• REQUIRED TASK 1: In the neighborcity.com editorial, condense the paragraph beginning "The operator of neighborcity.com" into a short bulleted list that keeps its main facts.

• EXCERPTED PASSAGE:
In the interest of full disclosure, I should start by telling you that while researching this editorial, I discovered I’m almost a zero. At least, according to neighborcity.com, which is in the news for recently filing countersuit against the NorthstarMLS and MRIS, naming the National Association of Realtors (NAR) as a co-defendant.

The operator of neighborcity.com, American Home Realty Network (AHRN), alleges both MLS operators are in violation of anti-trust laws, and that the original copyright suit brought by the two MLS operators is just a bogus claim to prevent AHRN from exercising their “right to inform American consumers to assist them in making choices on the biggest purchases of their lives.”

According to their own website, neighborcity.com – owned and operated by AHRN, is an “operational brokerage” by which I believe they mean “paper brokerage” since they don’t actually employ agents. Their business model is, as far as I can tell, based upon receiving referral fees from “non-paper brokerages” that have “non-paper agents” to assist “non-paper consumers” in buying “non-paper houses.” Although, to be fair, buying all those “real” houses does actually generate quite a lot of paper.

• REQUIRED TASK 2: Write out the records word for word, starting at their first line and ending at the line that contains "menu-link[interactable]: 자문의뢰 처리현황".

Some records
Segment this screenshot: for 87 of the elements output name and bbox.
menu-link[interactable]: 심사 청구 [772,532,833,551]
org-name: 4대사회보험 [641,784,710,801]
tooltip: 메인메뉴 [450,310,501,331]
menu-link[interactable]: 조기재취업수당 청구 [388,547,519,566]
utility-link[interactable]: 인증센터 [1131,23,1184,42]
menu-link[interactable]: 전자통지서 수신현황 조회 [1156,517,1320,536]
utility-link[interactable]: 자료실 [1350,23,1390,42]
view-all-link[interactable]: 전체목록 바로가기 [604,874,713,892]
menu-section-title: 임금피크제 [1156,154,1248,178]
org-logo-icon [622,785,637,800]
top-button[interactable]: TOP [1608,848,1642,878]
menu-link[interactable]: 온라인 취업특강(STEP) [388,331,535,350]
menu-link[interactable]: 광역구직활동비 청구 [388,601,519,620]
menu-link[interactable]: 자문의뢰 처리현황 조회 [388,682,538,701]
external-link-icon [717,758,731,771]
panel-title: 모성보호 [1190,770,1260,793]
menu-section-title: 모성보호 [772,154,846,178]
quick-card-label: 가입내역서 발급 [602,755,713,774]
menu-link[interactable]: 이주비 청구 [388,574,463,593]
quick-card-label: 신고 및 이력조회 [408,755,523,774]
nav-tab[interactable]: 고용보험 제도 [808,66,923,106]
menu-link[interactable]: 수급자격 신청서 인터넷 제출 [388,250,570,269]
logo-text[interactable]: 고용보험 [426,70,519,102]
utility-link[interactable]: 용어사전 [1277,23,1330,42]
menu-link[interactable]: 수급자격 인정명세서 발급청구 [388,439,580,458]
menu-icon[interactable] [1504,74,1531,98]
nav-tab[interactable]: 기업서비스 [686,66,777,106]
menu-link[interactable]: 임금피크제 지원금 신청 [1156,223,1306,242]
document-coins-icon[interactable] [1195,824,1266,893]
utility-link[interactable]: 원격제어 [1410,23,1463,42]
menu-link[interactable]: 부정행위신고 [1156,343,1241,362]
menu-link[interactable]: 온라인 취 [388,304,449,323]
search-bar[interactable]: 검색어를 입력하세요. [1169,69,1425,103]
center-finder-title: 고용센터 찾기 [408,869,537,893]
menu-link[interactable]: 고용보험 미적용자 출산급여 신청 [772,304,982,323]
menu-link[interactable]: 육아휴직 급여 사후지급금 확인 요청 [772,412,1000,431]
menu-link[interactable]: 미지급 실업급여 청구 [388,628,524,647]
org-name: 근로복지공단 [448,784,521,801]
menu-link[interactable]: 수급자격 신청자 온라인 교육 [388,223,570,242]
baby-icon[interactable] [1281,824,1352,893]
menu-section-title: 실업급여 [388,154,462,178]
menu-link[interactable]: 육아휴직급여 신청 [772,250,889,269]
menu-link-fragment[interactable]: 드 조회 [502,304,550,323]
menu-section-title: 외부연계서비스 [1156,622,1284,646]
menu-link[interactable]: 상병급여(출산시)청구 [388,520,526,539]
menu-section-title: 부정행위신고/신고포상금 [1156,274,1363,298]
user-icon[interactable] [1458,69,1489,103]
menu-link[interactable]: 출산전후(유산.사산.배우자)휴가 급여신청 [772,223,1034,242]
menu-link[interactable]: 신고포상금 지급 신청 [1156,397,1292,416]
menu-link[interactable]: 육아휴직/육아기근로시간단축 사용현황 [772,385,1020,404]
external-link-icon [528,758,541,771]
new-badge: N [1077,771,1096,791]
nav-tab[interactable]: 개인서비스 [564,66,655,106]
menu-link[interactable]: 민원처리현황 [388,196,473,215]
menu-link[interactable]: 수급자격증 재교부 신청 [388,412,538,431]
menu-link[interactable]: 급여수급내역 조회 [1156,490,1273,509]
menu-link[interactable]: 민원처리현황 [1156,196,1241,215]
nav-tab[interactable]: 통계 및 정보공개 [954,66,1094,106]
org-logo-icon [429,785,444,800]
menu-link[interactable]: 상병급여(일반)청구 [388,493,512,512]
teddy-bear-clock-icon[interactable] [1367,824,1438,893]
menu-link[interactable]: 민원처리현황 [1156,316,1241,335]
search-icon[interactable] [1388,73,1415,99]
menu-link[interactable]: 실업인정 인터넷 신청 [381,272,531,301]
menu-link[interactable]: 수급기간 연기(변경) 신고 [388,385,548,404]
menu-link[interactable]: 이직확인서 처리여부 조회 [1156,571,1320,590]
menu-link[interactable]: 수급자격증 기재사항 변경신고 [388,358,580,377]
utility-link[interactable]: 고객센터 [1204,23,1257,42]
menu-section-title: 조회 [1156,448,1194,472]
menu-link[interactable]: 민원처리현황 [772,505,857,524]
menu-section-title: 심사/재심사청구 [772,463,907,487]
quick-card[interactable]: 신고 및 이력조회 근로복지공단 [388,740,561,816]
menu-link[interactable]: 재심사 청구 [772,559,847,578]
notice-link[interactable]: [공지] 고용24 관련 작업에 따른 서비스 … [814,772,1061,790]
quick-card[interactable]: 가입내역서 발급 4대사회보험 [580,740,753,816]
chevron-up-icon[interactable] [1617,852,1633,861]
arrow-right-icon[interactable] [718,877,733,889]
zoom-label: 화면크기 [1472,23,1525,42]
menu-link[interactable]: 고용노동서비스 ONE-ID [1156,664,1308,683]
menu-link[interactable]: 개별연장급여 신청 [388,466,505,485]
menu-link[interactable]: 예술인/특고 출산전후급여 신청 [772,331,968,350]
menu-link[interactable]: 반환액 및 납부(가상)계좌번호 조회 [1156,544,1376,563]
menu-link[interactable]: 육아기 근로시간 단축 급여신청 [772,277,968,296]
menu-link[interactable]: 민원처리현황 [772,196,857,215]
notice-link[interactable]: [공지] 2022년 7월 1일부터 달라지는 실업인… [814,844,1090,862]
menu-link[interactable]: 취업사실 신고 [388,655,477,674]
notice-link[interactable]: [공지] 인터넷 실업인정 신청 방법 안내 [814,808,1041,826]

• FINAL RESULT 1:
- American Home Realty Network (AHRN) operates neighborcity.com.
- AHRN alleges that both MLS operators are violating anti-trust laws.
- It calls the two MLS operators' original copyright suit a bogus claim meant to stop AHRN from informing consumers as they make choices on their biggest purchases.

• FINAL RESULT 2:
Segment this screenshot: for 87 of the elements output name and bbox.
menu-link[interactable]: 심사 청구 [772,532,833,551]
org-name: 4대사회보험 [641,784,710,801]
tooltip: 메인메뉴 [450,310,501,331]
menu-link[interactable]: 조기재취업수당 청구 [388,547,519,566]
utility-link[interactable]: 인증센터 [1131,23,1184,42]
menu-link[interactable]: 전자통지서 수신현황 조회 [1156,517,1320,536]
utility-link[interactable]: 자료실 [1350,23,1390,42]
view-all-link[interactable]: 전체목록 바로가기 [604,874,713,892]
menu-section-title: 임금피크제 [1156,154,1248,178]
org-logo-icon [622,785,637,800]
top-button[interactable]: TOP [1608,848,1642,878]
menu-link[interactable]: 온라인 취업특강(STEP) [388,331,535,350]
menu-link[interactable]: 광역구직활동비 청구 [388,601,519,620]
menu-link[interactable]: 자문의뢰 처리현황 조회 [388,682,538,701]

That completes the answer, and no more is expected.